**YOUR GOAL**
Every line of the material is to be quoted verbatim, minus the pictures.

**DATASET ENTRIES**
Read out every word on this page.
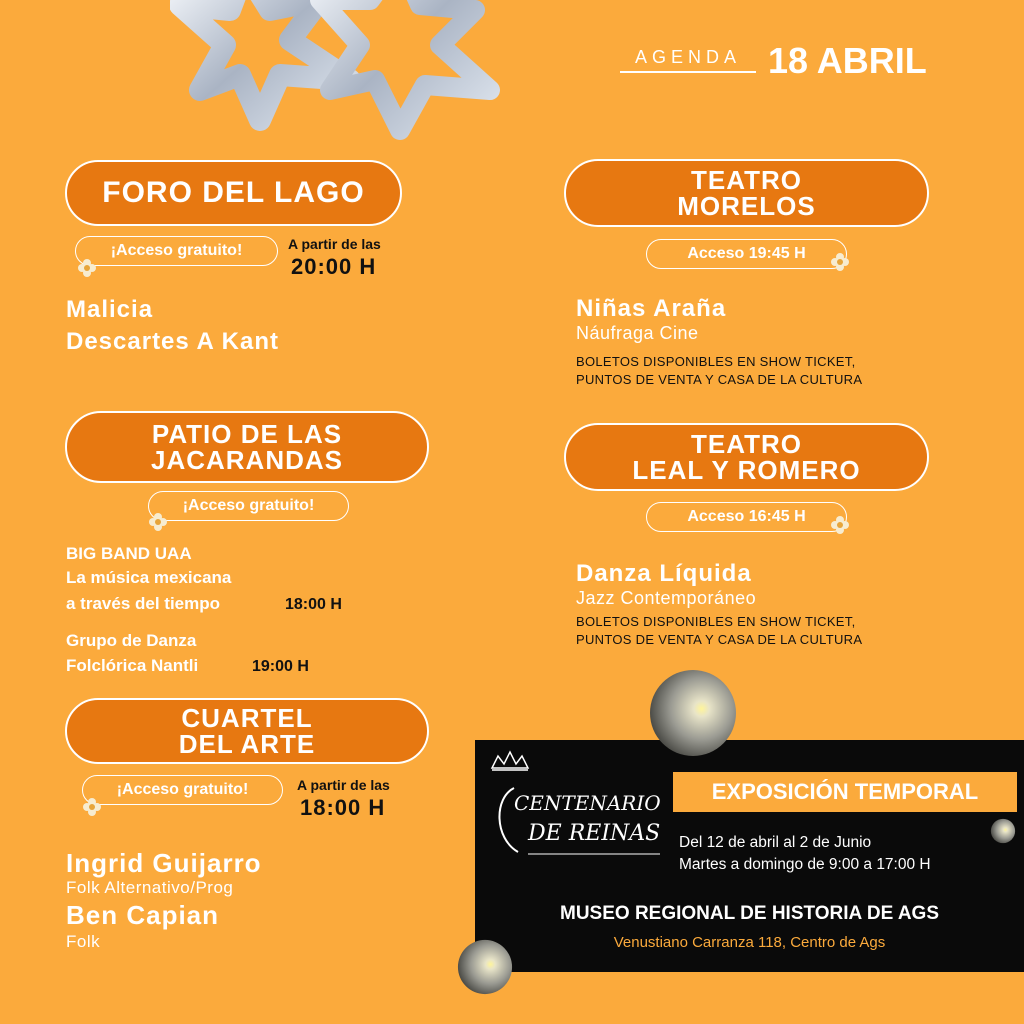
AGENDA 18 ABRIL
FORO DEL LAGO
¡Acceso gratuito!	A partir de las
20:00 H
Malicia
Descartes A Kant
PATIO DE LAS
JACARANDAS
¡Acceso gratuito!
BIG BAND UAA
La música mexicana
a través del tiempo	18:00 H
Grupo de Danza
Folclórica Nantli	19:00 H
CUARTEL
DEL ARTE
¡Acceso gratuito!	A partir de las
18:00 H
Ingrid Guijarro
Folk Alternativo/Prog
Ben Capian
Folk
TEATRO
MORELOS
Acceso 19:45 H
Niñas Araña
Náufraga Cine
BOLETOS DISPONIBLES EN SHOW TICKET,
PUNTOS DE VENTA Y CASA DE LA CULTURA
TEATRO
LEAL Y ROMERO
Acceso 16:45 H
Danza Líquida
Jazz Contemporáneo
BOLETOS DISPONIBLES EN SHOW TICKET,
PUNTOS DE VENTA Y CASA DE LA CULTURA
CENTENARIO
DE REINAS
EXPOSICIÓN TEMPORAL
Del 12 de abril al 2 de Junio
Martes a domingo de 9:00 a 17:00 H
MUSEO REGIONAL DE HISTORIA DE AGS
Venustiano Carranza 118, Centro de Ags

**ANSWER TO THIS PROBLEM**
Read out every word on this page.
AGENDA 18 ABRIL
FORO DEL LAGO
¡Acceso gratuito!	A partir de las
20:00 H
Malicia
Descartes A Kant
PATIO DE LAS
JACARANDAS
¡Acceso gratuito!
BIG BAND UAA
La música mexicana
a través del tiempo	18:00 H
Grupo de Danza
Folclórica Nantli	19:00 H
CUARTEL
DEL ARTE
¡Acceso gratuito!	A partir de las
18:00 H
Ingrid Guijarro
Folk Alternativo/Prog
Ben Capian
Folk
TEATRO
MORELOS
Acceso 19:45 H
Niñas Araña
Náufraga Cine
BOLETOS DISPONIBLES EN SHOW TICKET,
PUNTOS DE VENTA Y CASA DE LA CULTURA
TEATRO
LEAL Y ROMERO
Acceso 16:45 H
Danza Líquida
Jazz Contemporáneo
BOLETOS DISPONIBLES EN SHOW TICKET,
PUNTOS DE VENTA Y CASA DE LA CULTURA
CENTENARIO
DE REINAS
EXPOSICIÓN TEMPORAL
Del 12 de abril al 2 de Junio
Martes a domingo de 9:00 a 17:00 H
MUSEO REGIONAL DE HISTORIA DE AGS
Venustiano Carranza 118, Centro de Ags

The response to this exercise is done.